Input data —
......

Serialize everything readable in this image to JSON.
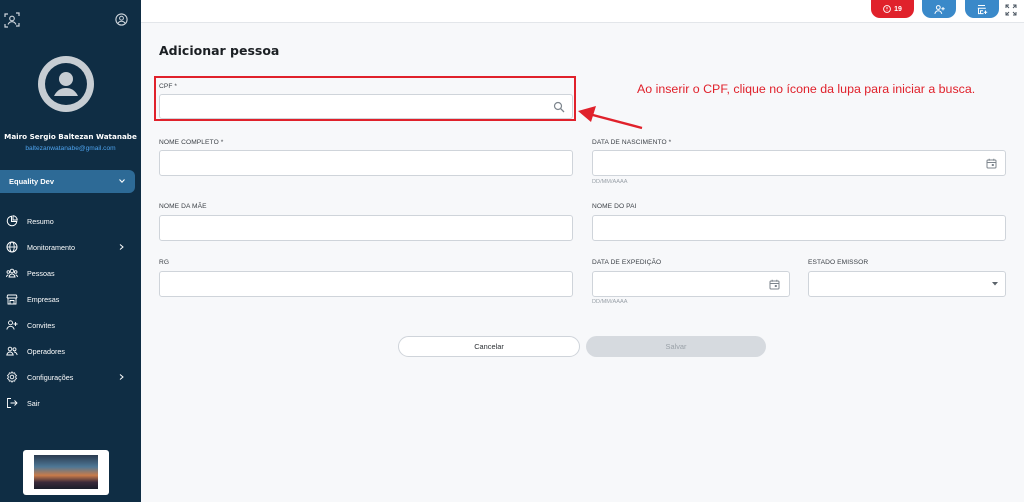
{
  "sidebar": {
    "user_name": "Mairo Sergio Baltezan Watanabe",
    "user_email": "baltezanwatanabe@gmail.com",
    "org": "Equality Dev",
    "items": [
      {
        "label": "Resumo",
        "icon": "chart-pie-icon",
        "arrow": false
      },
      {
        "label": "Monitoramento",
        "icon": "globe-icon",
        "arrow": true
      },
      {
        "label": "Pessoas",
        "icon": "people-icon",
        "arrow": false
      },
      {
        "label": "Empresas",
        "icon": "store-icon",
        "arrow": false
      },
      {
        "label": "Convites",
        "icon": "person-add-icon",
        "arrow": false
      },
      {
        "label": "Operadores",
        "icon": "group-icon",
        "arrow": false
      },
      {
        "label": "Configurações",
        "icon": "gear-icon",
        "arrow": true
      },
      {
        "label": "Sair",
        "icon": "logout-icon",
        "arrow": false
      }
    ]
  },
  "topbar": {
    "alert_count": "19"
  },
  "form": {
    "title": "Adicionar pessoa",
    "cpf_label": "CPF *",
    "nome_label": "NOME COMPLETO *",
    "nascimento_label": "DATA DE NASCIMENTO *",
    "date_hint": "DD/MM/AAAA",
    "mae_label": "NOME DA MÃE",
    "pai_label": "NOME DO PAI",
    "rg_label": "RG",
    "expedicao_label": "DATA DE EXPEDIÇÃO",
    "estado_label": "ESTADO EMISSOR",
    "cancel_label": "Cancelar",
    "save_label": "Salvar"
  },
  "annotation": {
    "text": "Ao inserir o CPF, clique no ícone da lupa para iniciar a busca."
  },
  "colors": {
    "sidebar": "#0f2d44",
    "accent": "#3a89c9",
    "alert": "#e0212b"
  }
}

......

Exercise directions — Reproduce each line exactly, please, except for any pictures.

Solved problem —
Serialize everything readable in this image to JSON.
{
  "sidebar": {
    "user_name": "Mairo Sergio Baltezan Watanabe",
    "user_email": "baltezanwatanabe@gmail.com",
    "org": "Equality Dev",
    "items": [
      {
        "label": "Resumo",
        "icon": "chart-pie-icon",
        "arrow": false
      },
      {
        "label": "Monitoramento",
        "icon": "globe-icon",
        "arrow": true
      },
      {
        "label": "Pessoas",
        "icon": "people-icon",
        "arrow": false
      },
      {
        "label": "Empresas",
        "icon": "store-icon",
        "arrow": false
      },
      {
        "label": "Convites",
        "icon": "person-add-icon",
        "arrow": false
      },
      {
        "label": "Operadores",
        "icon": "group-icon",
        "arrow": false
      },
      {
        "label": "Configurações",
        "icon": "gear-icon",
        "arrow": true
      },
      {
        "label": "Sair",
        "icon": "logout-icon",
        "arrow": false
      }
    ]
  },
  "topbar": {
    "alert_count": "19"
  },
  "form": {
    "title": "Adicionar pessoa",
    "cpf_label": "CPF *",
    "nome_label": "NOME COMPLETO *",
    "nascimento_label": "DATA DE NASCIMENTO *",
    "date_hint": "DD/MM/AAAA",
    "mae_label": "NOME DA MÃE",
    "pai_label": "NOME DO PAI",
    "rg_label": "RG",
    "expedicao_label": "DATA DE EXPEDIÇÃO",
    "estado_label": "ESTADO EMISSOR",
    "cancel_label": "Cancelar",
    "save_label": "Salvar"
  },
  "annotation": {
    "text": "Ao inserir o CPF, clique no ícone da lupa para iniciar a busca."
  },
  "colors": {
    "sidebar": "#0f2d44",
    "accent": "#3a89c9",
    "alert": "#e0212b"
  }
}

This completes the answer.